** start of Working data **
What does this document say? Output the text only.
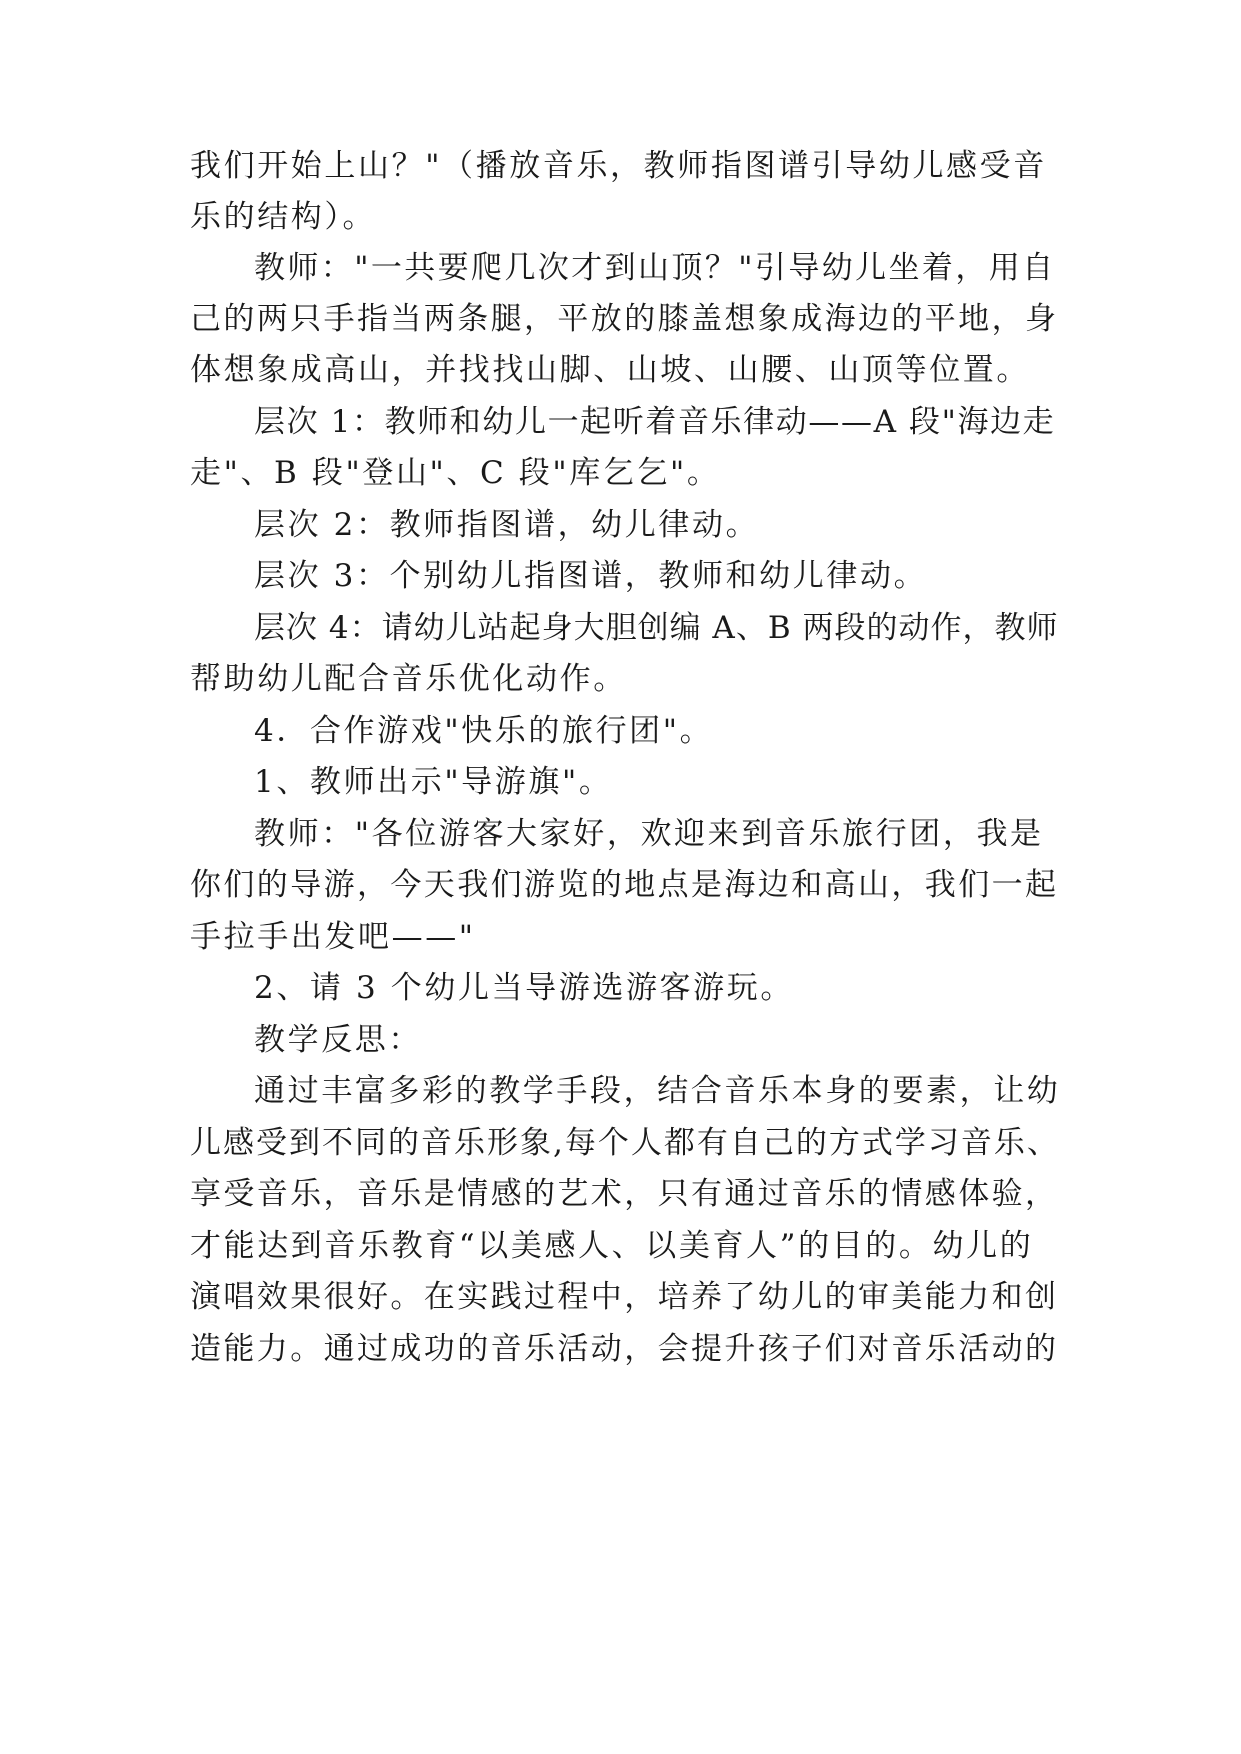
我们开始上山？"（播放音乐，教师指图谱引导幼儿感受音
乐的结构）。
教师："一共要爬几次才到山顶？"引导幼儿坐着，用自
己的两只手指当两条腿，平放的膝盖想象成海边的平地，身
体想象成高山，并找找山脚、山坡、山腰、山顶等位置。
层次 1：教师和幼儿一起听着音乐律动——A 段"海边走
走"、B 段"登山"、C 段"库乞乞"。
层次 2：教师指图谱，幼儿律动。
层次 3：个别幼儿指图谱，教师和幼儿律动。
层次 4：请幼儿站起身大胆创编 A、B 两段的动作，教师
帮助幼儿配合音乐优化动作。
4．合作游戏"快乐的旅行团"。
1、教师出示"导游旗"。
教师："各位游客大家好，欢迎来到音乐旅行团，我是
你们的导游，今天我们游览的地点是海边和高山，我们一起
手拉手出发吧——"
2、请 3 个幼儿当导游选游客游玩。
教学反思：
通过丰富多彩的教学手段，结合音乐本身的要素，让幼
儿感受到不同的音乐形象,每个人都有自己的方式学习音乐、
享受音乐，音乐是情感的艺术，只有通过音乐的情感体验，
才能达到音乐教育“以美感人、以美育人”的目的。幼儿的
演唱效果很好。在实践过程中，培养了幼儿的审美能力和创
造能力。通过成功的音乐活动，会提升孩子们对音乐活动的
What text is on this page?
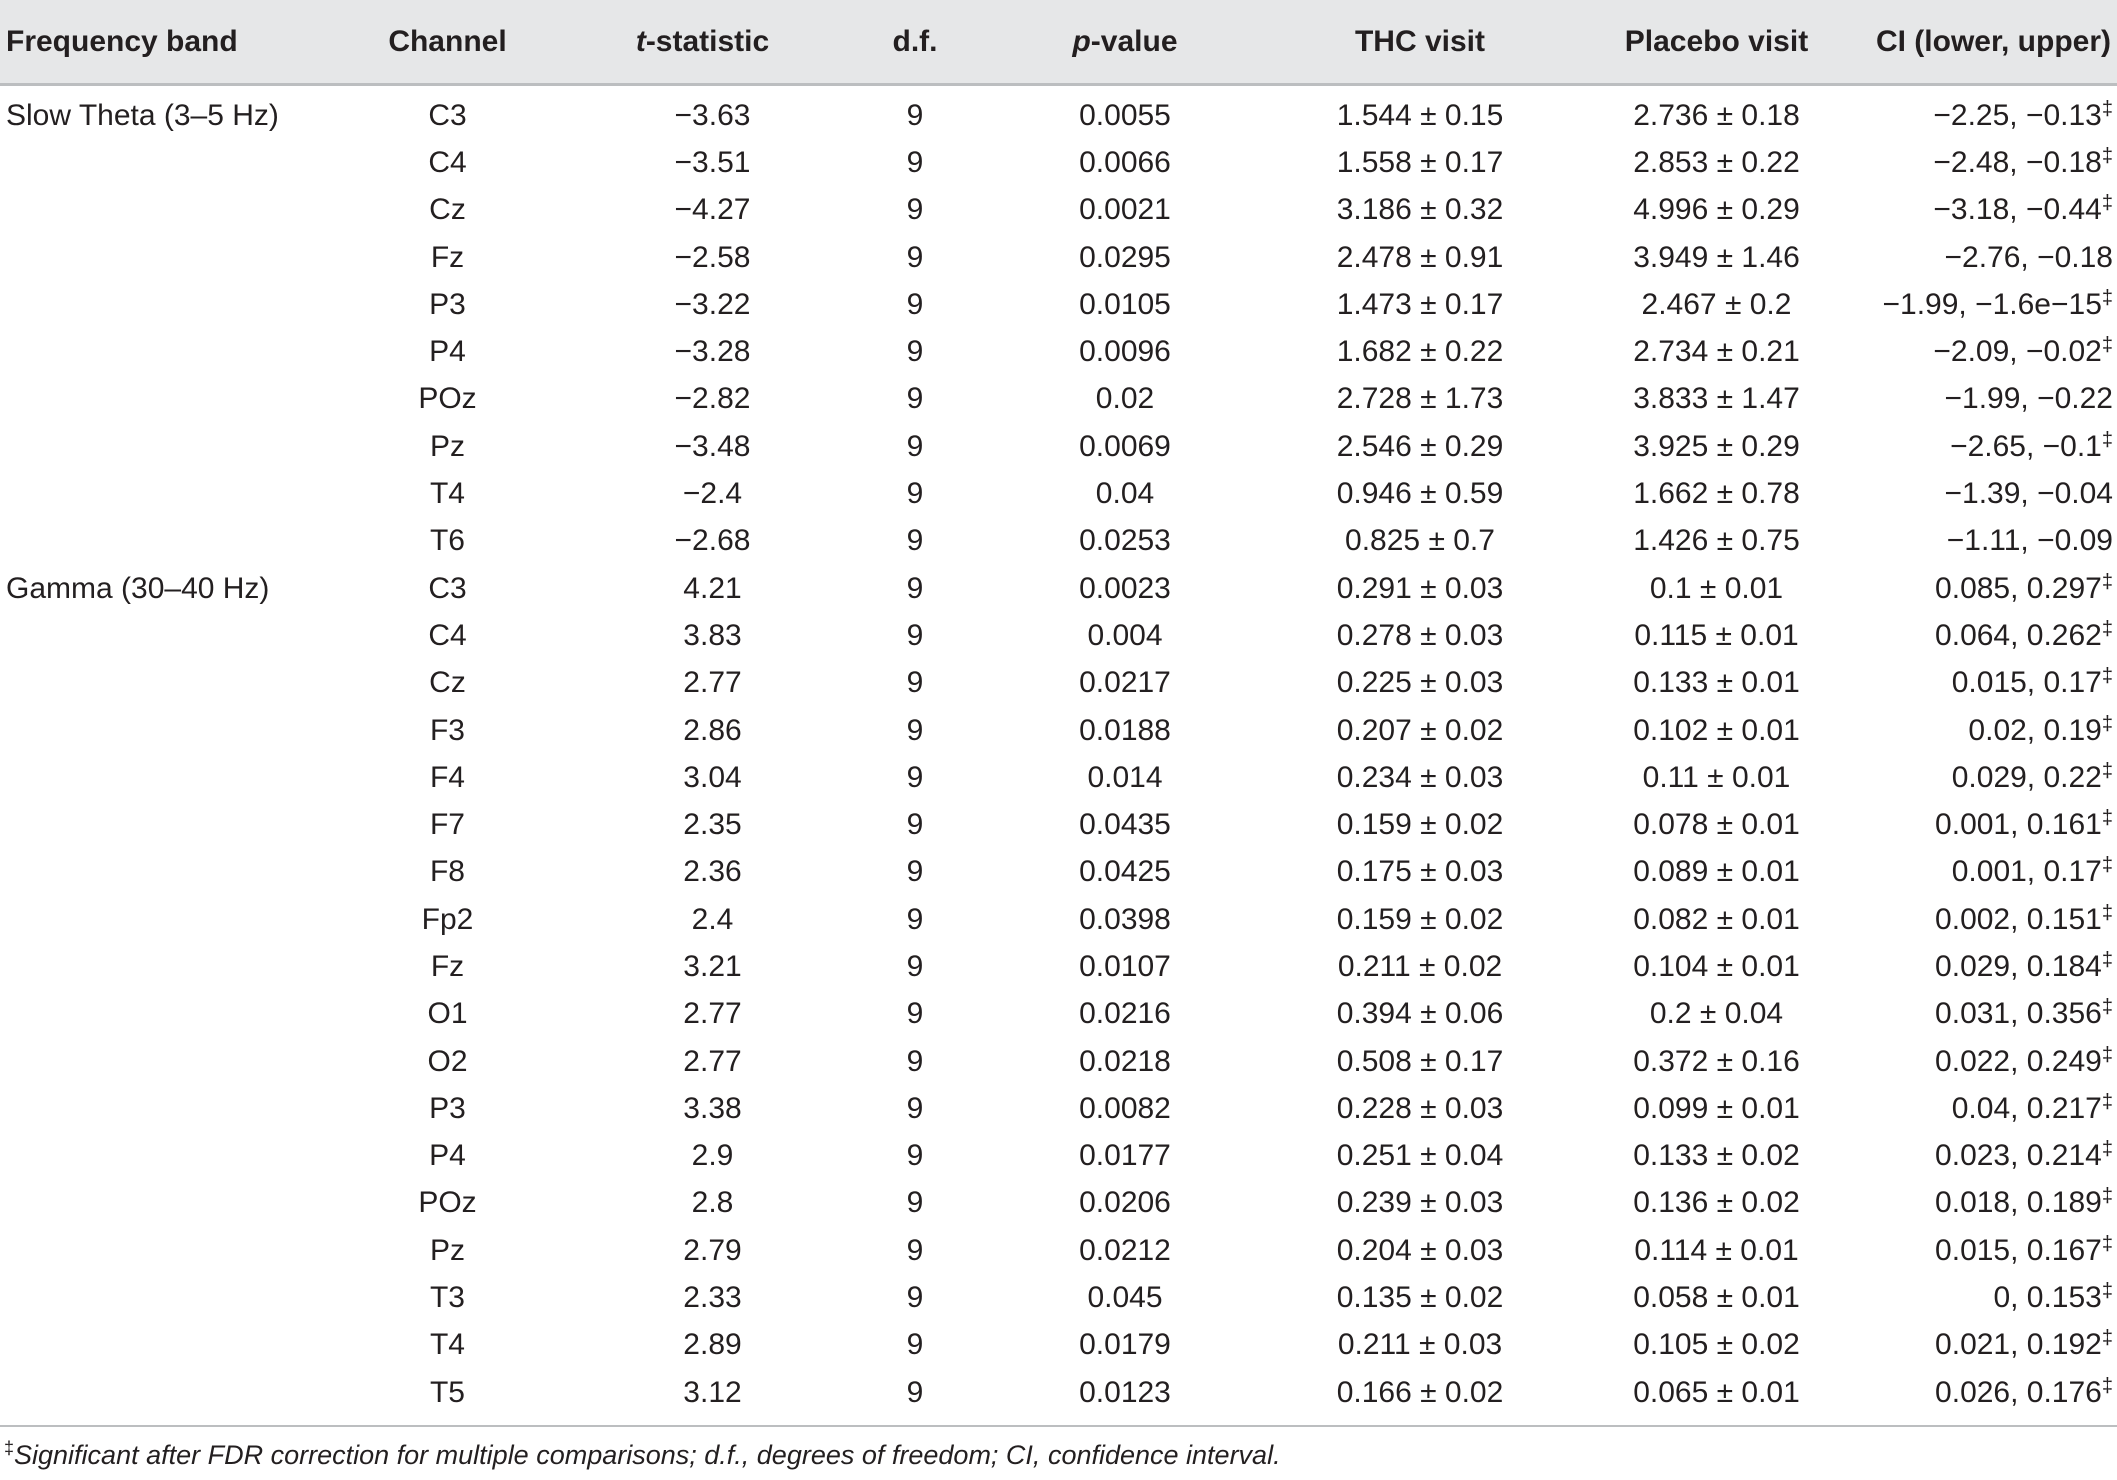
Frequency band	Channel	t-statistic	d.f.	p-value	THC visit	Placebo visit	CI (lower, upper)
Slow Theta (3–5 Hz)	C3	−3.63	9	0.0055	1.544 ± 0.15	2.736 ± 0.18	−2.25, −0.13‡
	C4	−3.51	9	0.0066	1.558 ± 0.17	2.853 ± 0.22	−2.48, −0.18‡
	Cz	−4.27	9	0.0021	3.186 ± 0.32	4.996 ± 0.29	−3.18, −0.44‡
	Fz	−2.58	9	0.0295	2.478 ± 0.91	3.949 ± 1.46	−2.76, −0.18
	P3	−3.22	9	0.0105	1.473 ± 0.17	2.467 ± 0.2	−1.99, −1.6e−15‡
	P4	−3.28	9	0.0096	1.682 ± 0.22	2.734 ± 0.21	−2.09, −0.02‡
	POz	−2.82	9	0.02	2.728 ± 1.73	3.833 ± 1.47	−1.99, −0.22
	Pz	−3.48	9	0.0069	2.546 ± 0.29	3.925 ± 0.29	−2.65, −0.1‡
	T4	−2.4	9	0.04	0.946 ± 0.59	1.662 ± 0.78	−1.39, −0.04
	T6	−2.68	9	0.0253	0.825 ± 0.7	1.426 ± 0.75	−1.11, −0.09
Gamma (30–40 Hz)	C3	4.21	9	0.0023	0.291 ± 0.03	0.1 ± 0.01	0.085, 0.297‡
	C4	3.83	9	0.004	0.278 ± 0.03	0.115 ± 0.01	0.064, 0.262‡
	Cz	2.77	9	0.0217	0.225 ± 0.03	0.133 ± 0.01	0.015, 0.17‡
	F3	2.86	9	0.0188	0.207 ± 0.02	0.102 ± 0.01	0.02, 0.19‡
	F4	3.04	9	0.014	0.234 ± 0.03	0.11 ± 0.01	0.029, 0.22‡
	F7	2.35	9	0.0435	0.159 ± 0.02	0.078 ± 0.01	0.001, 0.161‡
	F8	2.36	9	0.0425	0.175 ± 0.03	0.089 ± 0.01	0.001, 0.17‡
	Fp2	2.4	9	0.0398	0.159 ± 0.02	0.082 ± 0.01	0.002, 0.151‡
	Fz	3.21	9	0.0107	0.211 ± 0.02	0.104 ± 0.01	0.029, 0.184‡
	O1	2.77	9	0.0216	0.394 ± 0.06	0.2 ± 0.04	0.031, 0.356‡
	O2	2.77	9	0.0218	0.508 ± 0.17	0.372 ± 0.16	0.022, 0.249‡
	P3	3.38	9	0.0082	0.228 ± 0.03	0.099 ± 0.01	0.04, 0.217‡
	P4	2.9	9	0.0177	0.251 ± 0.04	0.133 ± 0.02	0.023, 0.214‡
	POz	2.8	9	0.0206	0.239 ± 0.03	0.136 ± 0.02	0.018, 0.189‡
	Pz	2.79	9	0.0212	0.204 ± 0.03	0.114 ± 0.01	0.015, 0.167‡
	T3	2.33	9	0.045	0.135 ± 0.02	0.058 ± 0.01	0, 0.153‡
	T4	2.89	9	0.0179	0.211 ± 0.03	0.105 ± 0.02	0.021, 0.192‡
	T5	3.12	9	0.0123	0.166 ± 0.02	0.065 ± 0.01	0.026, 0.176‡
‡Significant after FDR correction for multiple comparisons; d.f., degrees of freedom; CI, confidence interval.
** end of Working data **
#### Task
Reproduce the listing word for word and omit its pictures.

#### Solution for this task
What does this document say? Output the text only.
我们开始上山？"（播放音乐，教师指图谱引导幼儿感受音
乐的结构）。
教师："一共要爬几次才到山顶？"引导幼儿坐着，用自
己的两只手指当两条腿，平放的膝盖想象成海边的平地，身
体想象成高山，并找找山脚、山坡、山腰、山顶等位置。
层次 1：教师和幼儿一起听着音乐律动——A 段"海边走
走"、B 段"登山"、C 段"库乞乞"。
层次 2：教师指图谱，幼儿律动。
层次 3：个别幼儿指图谱，教师和幼儿律动。
层次 4：请幼儿站起身大胆创编 A、B 两段的动作，教师
帮助幼儿配合音乐优化动作。
4．合作游戏"快乐的旅行团"。
1、教师出示"导游旗"。
教师："各位游客大家好，欢迎来到音乐旅行团，我是
你们的导游，今天我们游览的地点是海边和高山，我们一起
手拉手出发吧——"
2、请 3 个幼儿当导游选游客游玩。
教学反思：
通过丰富多彩的教学手段，结合音乐本身的要素，让幼
儿感受到不同的音乐形象,每个人都有自己的方式学习音乐、
享受音乐，音乐是情感的艺术，只有通过音乐的情感体验，
才能达到音乐教育“以美感人、以美育人”的目的。幼儿的
演唱效果很好。在实践过程中，培养了幼儿的审美能力和创
造能力。通过成功的音乐活动，会提升孩子们对音乐活动的
What text is on this page?
Frequency band	Channel	t-statistic	d.f.	p-value	THC visit	Placebo visit	CI (lower, upper)
Slow Theta (3–5 Hz)	C3	−3.63	9	0.0055	1.544 ± 0.15	2.736 ± 0.18	−2.25, −0.13‡
	C4	−3.51	9	0.0066	1.558 ± 0.17	2.853 ± 0.22	−2.48, −0.18‡
	Cz	−4.27	9	0.0021	3.186 ± 0.32	4.996 ± 0.29	−3.18, −0.44‡
	Fz	−2.58	9	0.0295	2.478 ± 0.91	3.949 ± 1.46	−2.76, −0.18
	P3	−3.22	9	0.0105	1.473 ± 0.17	2.467 ± 0.2	−1.99, −1.6e−15‡
	P4	−3.28	9	0.0096	1.682 ± 0.22	2.734 ± 0.21	−2.09, −0.02‡
	POz	−2.82	9	0.02	2.728 ± 1.73	3.833 ± 1.47	−1.99, −0.22
	Pz	−3.48	9	0.0069	2.546 ± 0.29	3.925 ± 0.29	−2.65, −0.1‡
	T4	−2.4	9	0.04	0.946 ± 0.59	1.662 ± 0.78	−1.39, −0.04
	T6	−2.68	9	0.0253	0.825 ± 0.7	1.426 ± 0.75	−1.11, −0.09
Gamma (30–40 Hz)	C3	4.21	9	0.0023	0.291 ± 0.03	0.1 ± 0.01	0.085, 0.297‡
	C4	3.83	9	0.004	0.278 ± 0.03	0.115 ± 0.01	0.064, 0.262‡
	Cz	2.77	9	0.0217	0.225 ± 0.03	0.133 ± 0.01	0.015, 0.17‡
	F3	2.86	9	0.0188	0.207 ± 0.02	0.102 ± 0.01	0.02, 0.19‡
	F4	3.04	9	0.014	0.234 ± 0.03	0.11 ± 0.01	0.029, 0.22‡
	F7	2.35	9	0.0435	0.159 ± 0.02	0.078 ± 0.01	0.001, 0.161‡
	F8	2.36	9	0.0425	0.175 ± 0.03	0.089 ± 0.01	0.001, 0.17‡
	Fp2	2.4	9	0.0398	0.159 ± 0.02	0.082 ± 0.01	0.002, 0.151‡
	Fz	3.21	9	0.0107	0.211 ± 0.02	0.104 ± 0.01	0.029, 0.184‡
	O1	2.77	9	0.0216	0.394 ± 0.06	0.2 ± 0.04	0.031, 0.356‡
	O2	2.77	9	0.0218	0.508 ± 0.17	0.372 ± 0.16	0.022, 0.249‡
	P3	3.38	9	0.0082	0.228 ± 0.03	0.099 ± 0.01	0.04, 0.217‡
	P4	2.9	9	0.0177	0.251 ± 0.04	0.133 ± 0.02	0.023, 0.214‡
	POz	2.8	9	0.0206	0.239 ± 0.03	0.136 ± 0.02	0.018, 0.189‡
	Pz	2.79	9	0.0212	0.204 ± 0.03	0.114 ± 0.01	0.015, 0.167‡
	T3	2.33	9	0.045	0.135 ± 0.02	0.058 ± 0.01	0, 0.153‡
	T4	2.89	9	0.0179	0.211 ± 0.03	0.105 ± 0.02	0.021, 0.192‡
	T5	3.12	9	0.0123	0.166 ± 0.02	0.065 ± 0.01	0.026, 0.176‡
‡Significant after FDR correction for multiple comparisons; d.f., degrees of freedom; CI, confidence interval.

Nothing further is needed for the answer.